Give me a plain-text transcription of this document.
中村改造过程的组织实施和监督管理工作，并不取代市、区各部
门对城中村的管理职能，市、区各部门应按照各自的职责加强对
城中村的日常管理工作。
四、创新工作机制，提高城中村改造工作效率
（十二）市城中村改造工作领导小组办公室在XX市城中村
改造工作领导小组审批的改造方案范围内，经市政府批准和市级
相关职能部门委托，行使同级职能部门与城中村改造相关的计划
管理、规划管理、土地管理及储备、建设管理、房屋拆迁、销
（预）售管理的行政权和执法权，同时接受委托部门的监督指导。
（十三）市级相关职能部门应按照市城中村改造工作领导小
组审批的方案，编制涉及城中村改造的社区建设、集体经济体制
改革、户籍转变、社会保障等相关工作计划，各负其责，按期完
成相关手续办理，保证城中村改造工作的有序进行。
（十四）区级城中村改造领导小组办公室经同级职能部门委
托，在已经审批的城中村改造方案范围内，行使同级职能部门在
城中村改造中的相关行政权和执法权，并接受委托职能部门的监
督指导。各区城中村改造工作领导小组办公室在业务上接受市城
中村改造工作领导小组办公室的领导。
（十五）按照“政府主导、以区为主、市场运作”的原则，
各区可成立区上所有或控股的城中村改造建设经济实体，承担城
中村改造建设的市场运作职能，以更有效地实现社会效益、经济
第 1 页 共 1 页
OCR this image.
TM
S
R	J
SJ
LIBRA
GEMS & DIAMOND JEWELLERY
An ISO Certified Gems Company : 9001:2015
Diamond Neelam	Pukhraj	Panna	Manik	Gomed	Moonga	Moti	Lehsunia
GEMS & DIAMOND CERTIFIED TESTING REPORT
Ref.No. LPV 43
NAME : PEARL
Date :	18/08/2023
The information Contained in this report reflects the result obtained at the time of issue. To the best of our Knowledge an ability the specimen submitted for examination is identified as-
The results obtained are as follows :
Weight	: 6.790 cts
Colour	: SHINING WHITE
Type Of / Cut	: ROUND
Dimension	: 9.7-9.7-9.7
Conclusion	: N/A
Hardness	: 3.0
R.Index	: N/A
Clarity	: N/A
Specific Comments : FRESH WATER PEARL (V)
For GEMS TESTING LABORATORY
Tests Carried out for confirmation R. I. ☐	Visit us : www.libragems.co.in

§ §

What the task asks: Reproduce each line of the material above precisely.

Exercise result:
Give me a plain-text transcription of this document.
中村改造过程的组织实施和监督管理工作，并不取代市、区各部
门对城中村的管理职能，市、区各部门应按照各自的职责加强对
城中村的日常管理工作。
四、创新工作机制，提高城中村改造工作效率
（十二）市城中村改造工作领导小组办公室在XX市城中村
改造工作领导小组审批的改造方案范围内，经市政府批准和市级
相关职能部门委托，行使同级职能部门与城中村改造相关的计划
管理、规划管理、土地管理及储备、建设管理、房屋拆迁、销
（预）售管理的行政权和执法权，同时接受委托部门的监督指导。
（十三）市级相关职能部门应按照市城中村改造工作领导小
组审批的方案，编制涉及城中村改造的社区建设、集体经济体制
改革、户籍转变、社会保障等相关工作计划，各负其责，按期完
成相关手续办理，保证城中村改造工作的有序进行。
（十四）区级城中村改造领导小组办公室经同级职能部门委
托，在已经审批的城中村改造方案范围内，行使同级职能部门在
城中村改造中的相关行政权和执法权，并接受委托职能部门的监
督指导。各区城中村改造工作领导小组办公室在业务上接受市城
中村改造工作领导小组办公室的领导。
（十五）按照“政府主导、以区为主、市场运作”的原则，
各区可成立区上所有或控股的城中村改造建设经济实体，承担城
中村改造建设的市场运作职能，以更有效地实现社会效益、经济
第 1 页 共 1 页
OCR this image.
TM
S
R	J
SJ
LIBRA
GEMS & DIAMOND JEWELLERY
An ISO Certified Gems Company : 9001:2015
Diamond Neelam	Pukhraj	Panna	Manik	Gomed	Moonga	Moti	Lehsunia
GEMS & DIAMOND CERTIFIED TESTING REPORT
Ref.No. LPV 43
NAME : PEARL
Date :	18/08/2023
The information Contained in this report reflects the result obtained at the time of issue. To the best of our Knowledge an ability the specimen submitted for examination is identified as-
The results obtained are as follows :
Weight	: 6.790 cts
Colour	: SHINING WHITE
Type Of / Cut	: ROUND
Dimension	: 9.7-9.7-9.7
Conclusion	: N/A
Hardness	: 3.0
R.Index	: N/A
Clarity	: N/A
Specific Comments : FRESH WATER PEARL (V)
For GEMS TESTING LABORATORY
Tests Carried out for confirmation R. I. ☐	Visit us : www.libragems.co.in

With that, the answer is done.